Passage shown
────────────────────────────────────────

The Musician’s Guild released his Violin Audio CD containing Raag Yaman and Miyaan Ki Malhar
He has also had the honor of composing an orchestral composition, “Tribhava”, played at the inauguration of National Channel for All India Radio (A.I.R.) in India.

He was invited by the (then) USSR Embassy, Department of Culture, to compose and conduct orchestral compositions for a music concert held to mark the visit of the Indian Prime Minister, Late Shri Rajiv Gandhi to the USSR.
The song, “WE ARE NATIONS OF COMMONWEALTH” composed by Mr. Prabhakar and sung by Shri A. Hariharan was adjudged second in the Asian Region by the Commonwealth Foundation of U.K. in 1993.

In his 40+ Years of experience as a musician, Mr. Prabhakar rendered his services for 20 years to All India Radio in New Delhi. He composed songs, Orchestral compositions, Musical features and received Akashvani Annual Awards for five consecutive years as the Best Music Director for composing musical features.
During his tenure as “Director of Music” in the Films Division, Bombay (now Mumbai), for almost 20 years, he directed and composed music for more than 300 Documentaries, News Magazines, Featurettes and Animation films. Several of his films received National and International Awards.
He composed the music for the film “The Assassination of Rajiv Gandhi” that won The National Award. He represented the Films Division to receive the award.
He has composed songs with great playback singers such as Vani Jayaram, Yasudas, Asha Bhonsle, Anuradha Paudwal, Alka Yagnik, Udit Narayan, Kavita Krishnamurthy, Bhupinder Singh, Sadhna Sargam, Sudesh Bhosle, Sonu Nigam, Anup Jalota and A. Hariharan to name a few, for several documentaries for the Films Division of India. He also composed music for T-Series, Sadhu Vaswani Noori Pukar.

== Currently Doing ==
Mr. Dinesh Kumar Prabhakar is currently providing services in NY, promoting Indian music and culture to the youth.

────────────────────────────────────────

Problem to solve
According to the profile of Dinesh Kumar Prabhakar, what orchestral composition was played at the inauguration of the National Channel for All India Radio? The records have no connection to the profile of Dinesh Kumar Prabhakar above.

────────────────────────────────────────

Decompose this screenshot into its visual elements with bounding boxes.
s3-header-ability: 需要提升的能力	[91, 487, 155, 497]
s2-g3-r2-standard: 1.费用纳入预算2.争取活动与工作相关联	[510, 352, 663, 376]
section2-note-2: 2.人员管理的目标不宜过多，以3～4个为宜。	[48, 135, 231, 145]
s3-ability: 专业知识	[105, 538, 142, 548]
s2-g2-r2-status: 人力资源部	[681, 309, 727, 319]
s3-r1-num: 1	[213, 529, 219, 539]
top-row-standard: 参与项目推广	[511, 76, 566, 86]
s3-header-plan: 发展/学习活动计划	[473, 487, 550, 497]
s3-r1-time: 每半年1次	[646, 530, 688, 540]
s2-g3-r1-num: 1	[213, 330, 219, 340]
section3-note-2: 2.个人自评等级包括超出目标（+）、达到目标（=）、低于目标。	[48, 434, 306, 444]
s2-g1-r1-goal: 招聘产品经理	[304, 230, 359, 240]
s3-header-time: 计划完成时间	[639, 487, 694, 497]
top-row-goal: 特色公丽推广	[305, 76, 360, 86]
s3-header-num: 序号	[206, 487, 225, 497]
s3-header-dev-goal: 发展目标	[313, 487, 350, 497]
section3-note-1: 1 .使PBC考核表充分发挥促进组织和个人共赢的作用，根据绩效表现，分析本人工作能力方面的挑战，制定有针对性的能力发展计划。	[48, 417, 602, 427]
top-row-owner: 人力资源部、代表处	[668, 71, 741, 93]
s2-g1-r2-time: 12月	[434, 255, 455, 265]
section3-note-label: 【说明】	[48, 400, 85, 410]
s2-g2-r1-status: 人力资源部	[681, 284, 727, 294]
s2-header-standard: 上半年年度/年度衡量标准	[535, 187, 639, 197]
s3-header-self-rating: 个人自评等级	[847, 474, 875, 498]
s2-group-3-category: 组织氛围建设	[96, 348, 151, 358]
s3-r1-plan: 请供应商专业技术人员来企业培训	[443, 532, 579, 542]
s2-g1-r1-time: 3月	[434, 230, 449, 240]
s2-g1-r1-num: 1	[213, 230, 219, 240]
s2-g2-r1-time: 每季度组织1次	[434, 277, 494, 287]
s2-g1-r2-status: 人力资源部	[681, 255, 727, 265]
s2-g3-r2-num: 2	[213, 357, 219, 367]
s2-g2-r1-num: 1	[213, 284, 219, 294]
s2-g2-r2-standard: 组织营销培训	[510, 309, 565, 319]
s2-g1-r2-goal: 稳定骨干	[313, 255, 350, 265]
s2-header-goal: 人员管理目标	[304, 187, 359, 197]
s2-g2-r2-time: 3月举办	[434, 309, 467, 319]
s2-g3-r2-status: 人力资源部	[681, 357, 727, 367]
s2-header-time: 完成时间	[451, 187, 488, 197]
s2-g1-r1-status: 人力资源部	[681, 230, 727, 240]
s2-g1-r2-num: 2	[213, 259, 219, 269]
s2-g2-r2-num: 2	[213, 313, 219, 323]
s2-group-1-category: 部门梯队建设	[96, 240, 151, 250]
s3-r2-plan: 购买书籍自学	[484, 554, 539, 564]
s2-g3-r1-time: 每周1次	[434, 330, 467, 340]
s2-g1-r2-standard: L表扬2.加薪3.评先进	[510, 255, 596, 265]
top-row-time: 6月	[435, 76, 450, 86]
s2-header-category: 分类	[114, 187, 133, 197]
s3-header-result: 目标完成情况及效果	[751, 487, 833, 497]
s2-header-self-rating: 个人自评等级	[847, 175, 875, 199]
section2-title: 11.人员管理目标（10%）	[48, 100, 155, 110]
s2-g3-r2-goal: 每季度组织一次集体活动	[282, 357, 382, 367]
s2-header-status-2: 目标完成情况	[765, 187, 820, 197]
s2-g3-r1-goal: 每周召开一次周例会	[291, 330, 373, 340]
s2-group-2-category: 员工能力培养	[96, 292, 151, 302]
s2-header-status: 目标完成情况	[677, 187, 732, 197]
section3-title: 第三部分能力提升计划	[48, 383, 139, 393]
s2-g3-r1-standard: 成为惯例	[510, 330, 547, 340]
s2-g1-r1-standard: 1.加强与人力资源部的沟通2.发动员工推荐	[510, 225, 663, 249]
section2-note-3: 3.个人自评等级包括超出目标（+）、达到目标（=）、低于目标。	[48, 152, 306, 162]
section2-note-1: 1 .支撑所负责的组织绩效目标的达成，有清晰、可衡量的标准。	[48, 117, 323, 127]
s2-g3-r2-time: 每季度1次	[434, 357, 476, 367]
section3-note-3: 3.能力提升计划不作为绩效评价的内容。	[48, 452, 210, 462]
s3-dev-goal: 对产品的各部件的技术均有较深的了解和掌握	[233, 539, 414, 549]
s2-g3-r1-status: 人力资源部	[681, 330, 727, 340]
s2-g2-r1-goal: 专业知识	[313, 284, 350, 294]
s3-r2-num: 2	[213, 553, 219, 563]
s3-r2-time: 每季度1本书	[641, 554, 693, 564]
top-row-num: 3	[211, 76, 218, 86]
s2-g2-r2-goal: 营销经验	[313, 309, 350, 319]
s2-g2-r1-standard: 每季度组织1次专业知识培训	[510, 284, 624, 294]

────────────────────────────────────────

Answer box
"Tribhava"